Job 1 –
In the dataset entries, rename "shadow-cell" to "shadow-tile" in the part that opens with the first line and closes with the line containing "shadow-box: 16 bbox=[1043, 246, 1117, 306]". Give that part back with nothing else changed.

Source –
* * * * * * * * *

|Poland, Hungary and Czechoslovakia in the International Labour Organization|
|The general picture, East Central Europe being largely ignored in recent global histories, is true also for the study of processes of global governance and international organizations. Even a short glance at the secondary literature both on the League of Nations and the UN System reveal a strong interest in everything outside of Europe, following the dynamics of the globalization processes of the second half of the 20th century and the cause they stirred. While the so-called ‘second world’ had a stable position in the time of the Cold War it had been forgotten after its end, the former socialist states and societies are not talked about, at best mentioned at the side.

* * * * * * * * *

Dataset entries
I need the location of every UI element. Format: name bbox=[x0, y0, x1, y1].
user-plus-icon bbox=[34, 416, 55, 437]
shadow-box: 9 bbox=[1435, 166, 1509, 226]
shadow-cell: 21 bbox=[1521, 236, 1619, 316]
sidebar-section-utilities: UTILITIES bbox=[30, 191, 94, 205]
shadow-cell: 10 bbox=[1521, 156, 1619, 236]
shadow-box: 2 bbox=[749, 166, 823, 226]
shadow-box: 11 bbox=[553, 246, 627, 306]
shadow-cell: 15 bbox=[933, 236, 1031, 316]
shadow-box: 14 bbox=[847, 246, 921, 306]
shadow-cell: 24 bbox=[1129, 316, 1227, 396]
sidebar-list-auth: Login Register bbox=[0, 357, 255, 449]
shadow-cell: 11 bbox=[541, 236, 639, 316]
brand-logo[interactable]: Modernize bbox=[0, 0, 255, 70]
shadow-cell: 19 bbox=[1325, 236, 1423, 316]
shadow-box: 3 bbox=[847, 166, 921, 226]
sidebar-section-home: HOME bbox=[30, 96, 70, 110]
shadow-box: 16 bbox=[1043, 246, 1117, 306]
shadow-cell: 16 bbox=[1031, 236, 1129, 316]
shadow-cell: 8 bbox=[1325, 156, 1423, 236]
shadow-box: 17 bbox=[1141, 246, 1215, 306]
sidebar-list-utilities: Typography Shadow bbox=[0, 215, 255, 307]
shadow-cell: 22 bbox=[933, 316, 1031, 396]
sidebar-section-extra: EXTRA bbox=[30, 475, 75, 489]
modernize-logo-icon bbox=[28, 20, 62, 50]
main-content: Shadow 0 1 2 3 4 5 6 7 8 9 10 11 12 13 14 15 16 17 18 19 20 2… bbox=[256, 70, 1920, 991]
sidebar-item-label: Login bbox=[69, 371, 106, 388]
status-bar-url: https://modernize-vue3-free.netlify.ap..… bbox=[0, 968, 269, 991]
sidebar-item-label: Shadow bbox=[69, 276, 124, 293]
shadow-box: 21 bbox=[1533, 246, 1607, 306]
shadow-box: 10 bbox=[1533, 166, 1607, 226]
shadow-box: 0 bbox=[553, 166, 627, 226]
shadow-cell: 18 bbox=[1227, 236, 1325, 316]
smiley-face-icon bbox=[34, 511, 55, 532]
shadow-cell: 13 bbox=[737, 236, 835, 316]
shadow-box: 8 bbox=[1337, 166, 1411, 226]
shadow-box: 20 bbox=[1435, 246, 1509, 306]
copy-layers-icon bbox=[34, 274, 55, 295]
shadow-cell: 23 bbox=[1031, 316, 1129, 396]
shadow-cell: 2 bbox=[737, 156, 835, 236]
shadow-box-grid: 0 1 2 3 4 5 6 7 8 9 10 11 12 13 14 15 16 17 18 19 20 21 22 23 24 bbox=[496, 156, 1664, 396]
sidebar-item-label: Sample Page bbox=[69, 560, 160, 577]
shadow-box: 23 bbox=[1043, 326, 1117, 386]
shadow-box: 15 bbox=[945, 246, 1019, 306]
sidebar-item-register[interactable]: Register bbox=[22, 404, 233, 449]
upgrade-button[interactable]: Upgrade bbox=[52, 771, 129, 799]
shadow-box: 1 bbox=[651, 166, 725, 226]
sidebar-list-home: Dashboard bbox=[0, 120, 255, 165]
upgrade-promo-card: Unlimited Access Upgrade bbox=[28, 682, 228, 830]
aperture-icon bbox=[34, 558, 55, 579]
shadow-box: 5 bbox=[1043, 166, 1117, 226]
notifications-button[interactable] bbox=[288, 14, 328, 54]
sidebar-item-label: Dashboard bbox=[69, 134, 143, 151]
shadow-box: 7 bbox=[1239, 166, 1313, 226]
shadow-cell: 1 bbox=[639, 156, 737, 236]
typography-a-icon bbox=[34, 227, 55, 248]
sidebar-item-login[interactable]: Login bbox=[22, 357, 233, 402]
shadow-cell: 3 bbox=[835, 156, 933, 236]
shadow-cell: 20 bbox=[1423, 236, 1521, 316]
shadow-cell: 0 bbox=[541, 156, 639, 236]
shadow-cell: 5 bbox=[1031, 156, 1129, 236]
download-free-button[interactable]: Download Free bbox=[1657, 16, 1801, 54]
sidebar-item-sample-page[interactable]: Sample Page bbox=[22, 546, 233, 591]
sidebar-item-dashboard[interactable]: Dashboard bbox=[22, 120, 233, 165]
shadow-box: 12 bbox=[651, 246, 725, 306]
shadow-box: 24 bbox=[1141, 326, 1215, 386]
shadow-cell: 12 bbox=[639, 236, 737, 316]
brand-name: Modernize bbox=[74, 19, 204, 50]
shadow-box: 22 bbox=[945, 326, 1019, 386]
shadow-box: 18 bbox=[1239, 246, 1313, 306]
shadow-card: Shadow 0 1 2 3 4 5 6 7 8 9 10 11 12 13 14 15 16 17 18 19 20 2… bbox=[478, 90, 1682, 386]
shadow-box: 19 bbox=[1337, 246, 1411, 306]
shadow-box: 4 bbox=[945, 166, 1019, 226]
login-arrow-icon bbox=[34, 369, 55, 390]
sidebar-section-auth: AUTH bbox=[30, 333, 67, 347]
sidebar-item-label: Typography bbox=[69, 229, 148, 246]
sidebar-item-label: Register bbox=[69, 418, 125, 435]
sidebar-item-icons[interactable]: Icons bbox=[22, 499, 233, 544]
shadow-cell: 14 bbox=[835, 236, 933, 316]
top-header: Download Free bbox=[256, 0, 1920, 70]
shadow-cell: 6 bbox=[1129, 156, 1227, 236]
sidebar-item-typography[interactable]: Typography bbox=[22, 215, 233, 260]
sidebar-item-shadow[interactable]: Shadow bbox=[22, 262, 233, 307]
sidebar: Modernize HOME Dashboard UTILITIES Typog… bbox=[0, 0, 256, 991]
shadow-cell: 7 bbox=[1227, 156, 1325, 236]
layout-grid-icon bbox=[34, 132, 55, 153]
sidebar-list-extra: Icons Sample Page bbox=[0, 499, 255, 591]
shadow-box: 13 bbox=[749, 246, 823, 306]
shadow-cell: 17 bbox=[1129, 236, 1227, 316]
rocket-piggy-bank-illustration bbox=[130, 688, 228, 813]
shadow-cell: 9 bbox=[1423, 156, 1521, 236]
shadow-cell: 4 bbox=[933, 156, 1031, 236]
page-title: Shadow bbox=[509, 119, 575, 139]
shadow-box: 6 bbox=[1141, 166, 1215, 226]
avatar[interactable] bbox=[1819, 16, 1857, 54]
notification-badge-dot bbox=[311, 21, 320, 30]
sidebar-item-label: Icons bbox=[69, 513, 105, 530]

* * * * * * * * *

Job 2 –
Translate this sentence from the text on East Central Europe in the International Labour Organization into French: "The general picture, East Central Europe being largely ignored in recent global histories, is true also for the study of processes of global governance and international organizations."

Result 1 –
I need the location of every UI element. Format: name bbox=[x0, y0, x1, y1].
user-plus-icon bbox=[34, 416, 55, 437]
shadow-box: 9 bbox=[1435, 166, 1509, 226]
shadow-tile: 21 bbox=[1521, 236, 1619, 316]
sidebar-section-utilities: UTILITIES bbox=[30, 191, 94, 205]
shadow-tile: 10 bbox=[1521, 156, 1619, 236]
shadow-box: 2 bbox=[749, 166, 823, 226]
shadow-box: 11 bbox=[553, 246, 627, 306]
shadow-tile: 15 bbox=[933, 236, 1031, 316]
shadow-box: 14 bbox=[847, 246, 921, 306]
shadow-tile: 24 bbox=[1129, 316, 1227, 396]
sidebar-list-auth: Login Register bbox=[0, 357, 255, 449]
shadow-tile: 11 bbox=[541, 236, 639, 316]
brand-logo[interactable]: Modernize bbox=[0, 0, 255, 70]
shadow-tile: 19 bbox=[1325, 236, 1423, 316]
shadow-box: 3 bbox=[847, 166, 921, 226]
sidebar-section-home: HOME bbox=[30, 96, 70, 110]
shadow-box: 16 bbox=[1043, 246, 1117, 306]

Result 2 –
Le constat général, à savoir que l'Europe du Centre-Est est largement ignorée dans les histoires globales récentes, vaut également pour l'étude des processus de gouvernance mondiale et des organisations internationales.